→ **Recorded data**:
## Begin

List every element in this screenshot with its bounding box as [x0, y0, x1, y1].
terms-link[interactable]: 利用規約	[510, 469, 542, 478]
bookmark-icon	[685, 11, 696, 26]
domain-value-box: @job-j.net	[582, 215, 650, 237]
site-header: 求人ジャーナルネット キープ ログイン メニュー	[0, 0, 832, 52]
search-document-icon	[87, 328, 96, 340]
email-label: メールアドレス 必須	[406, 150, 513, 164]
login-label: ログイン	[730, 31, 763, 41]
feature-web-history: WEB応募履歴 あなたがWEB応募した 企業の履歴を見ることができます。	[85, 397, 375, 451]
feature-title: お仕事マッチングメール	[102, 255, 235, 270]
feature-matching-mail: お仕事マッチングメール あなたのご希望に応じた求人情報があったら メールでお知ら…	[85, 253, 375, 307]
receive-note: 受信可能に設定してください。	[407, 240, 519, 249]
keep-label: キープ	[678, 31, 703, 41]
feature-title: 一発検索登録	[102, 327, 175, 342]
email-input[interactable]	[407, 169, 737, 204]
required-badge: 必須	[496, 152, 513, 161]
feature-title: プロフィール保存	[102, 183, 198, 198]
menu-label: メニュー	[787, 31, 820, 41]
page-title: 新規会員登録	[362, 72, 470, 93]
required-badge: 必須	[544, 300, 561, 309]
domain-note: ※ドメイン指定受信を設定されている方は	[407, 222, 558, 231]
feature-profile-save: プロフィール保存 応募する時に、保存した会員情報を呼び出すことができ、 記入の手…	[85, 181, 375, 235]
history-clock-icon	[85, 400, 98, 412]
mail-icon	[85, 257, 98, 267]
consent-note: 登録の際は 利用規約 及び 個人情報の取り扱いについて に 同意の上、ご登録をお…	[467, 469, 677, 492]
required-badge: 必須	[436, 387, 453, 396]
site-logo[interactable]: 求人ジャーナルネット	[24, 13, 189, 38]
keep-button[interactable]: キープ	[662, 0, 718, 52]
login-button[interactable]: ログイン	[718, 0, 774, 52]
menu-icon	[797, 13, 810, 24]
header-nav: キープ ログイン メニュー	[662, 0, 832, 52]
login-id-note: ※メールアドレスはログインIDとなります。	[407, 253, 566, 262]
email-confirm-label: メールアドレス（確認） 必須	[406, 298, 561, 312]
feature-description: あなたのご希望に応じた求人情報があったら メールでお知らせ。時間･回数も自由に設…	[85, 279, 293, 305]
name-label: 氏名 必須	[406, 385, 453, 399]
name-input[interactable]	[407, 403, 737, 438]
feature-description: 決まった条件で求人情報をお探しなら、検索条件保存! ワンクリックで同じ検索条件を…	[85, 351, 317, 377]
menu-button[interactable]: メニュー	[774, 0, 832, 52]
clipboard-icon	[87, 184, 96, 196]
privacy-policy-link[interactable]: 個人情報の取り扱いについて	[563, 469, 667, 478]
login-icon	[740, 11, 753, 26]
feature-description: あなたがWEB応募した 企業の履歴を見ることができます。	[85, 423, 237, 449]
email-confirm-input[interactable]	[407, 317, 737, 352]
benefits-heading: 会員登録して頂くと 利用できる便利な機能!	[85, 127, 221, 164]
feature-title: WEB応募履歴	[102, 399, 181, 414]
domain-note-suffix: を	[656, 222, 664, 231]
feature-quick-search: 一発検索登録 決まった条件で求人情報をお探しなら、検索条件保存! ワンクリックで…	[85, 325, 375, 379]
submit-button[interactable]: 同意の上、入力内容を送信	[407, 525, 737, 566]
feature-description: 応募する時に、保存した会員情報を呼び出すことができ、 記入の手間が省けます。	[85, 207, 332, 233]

## End

→ **To do**: Copy out the stretch from the first line of the material through the line that contains "328, 96, 340]", reproducing each line without any change.

→ **Solution for this task**:
List every element in this screenshot with its bounding box as [x0, y0, x1, y1].
terms-link[interactable]: 利用規約	[510, 469, 542, 478]
bookmark-icon	[685, 11, 696, 26]
domain-value-box: @job-j.net	[582, 215, 650, 237]
site-header: 求人ジャーナルネット キープ ログイン メニュー	[0, 0, 832, 52]
search-document-icon	[87, 328, 96, 340]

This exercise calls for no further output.